Dataset records:
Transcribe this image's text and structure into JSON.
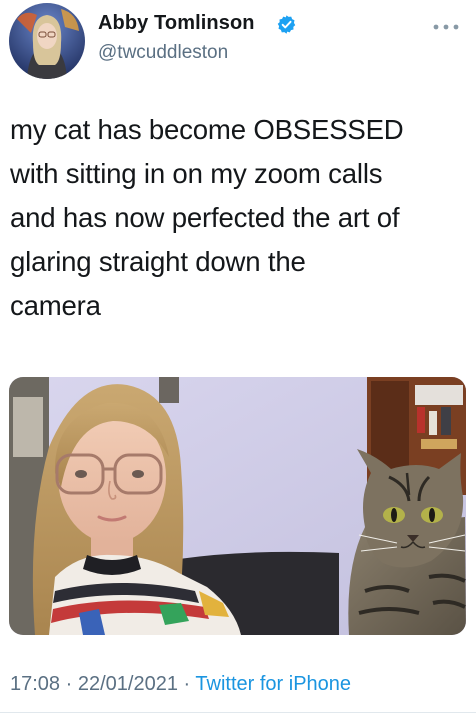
{
  "author": {
    "name": "Abby Tomlinson",
    "handle": "@twcuddleston",
    "verified": true,
    "avatar_icon": "profile-photo-icon"
  },
  "more_icon": "more-dots-icon",
  "tweet": {
    "text": "my cat has become OBSESSED\nwith sitting in on my zoom calls\nand has now perfected the art of\nglaring straight down the\ncamera"
  },
  "media": {
    "type": "photo"
  },
  "meta": {
    "time": "17:08",
    "date": "22/01/2021",
    "separator": "·",
    "source": "Twitter for iPhone"
  },
  "colors": {
    "text": "#14171a",
    "secondary": "#5b7083",
    "link": "#1b95e0",
    "verified": "#1da1f2"
  }
}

Requirement: Leave the pictures out, and transcribe each of the records exactly.

Answer for this exercise:
Transcribe this image's text and structure into JSON.
{
  "author": {
    "name": "Abby Tomlinson",
    "handle": "@twcuddleston",
    "verified": true,
    "avatar_icon": "profile-photo-icon"
  },
  "more_icon": "more-dots-icon",
  "tweet": {
    "text": "my cat has become OBSESSED\nwith sitting in on my zoom calls\nand has now perfected the art of\nglaring straight down the\ncamera"
  },
  "media": {
    "type": "photo"
  },
  "meta": {
    "time": "17:08",
    "date": "22/01/2021",
    "separator": "·",
    "source": "Twitter for iPhone"
  },
  "colors": {
    "text": "#14171a",
    "secondary": "#5b7083",
    "link": "#1b95e0",
    "verified": "#1da1f2"
  }
}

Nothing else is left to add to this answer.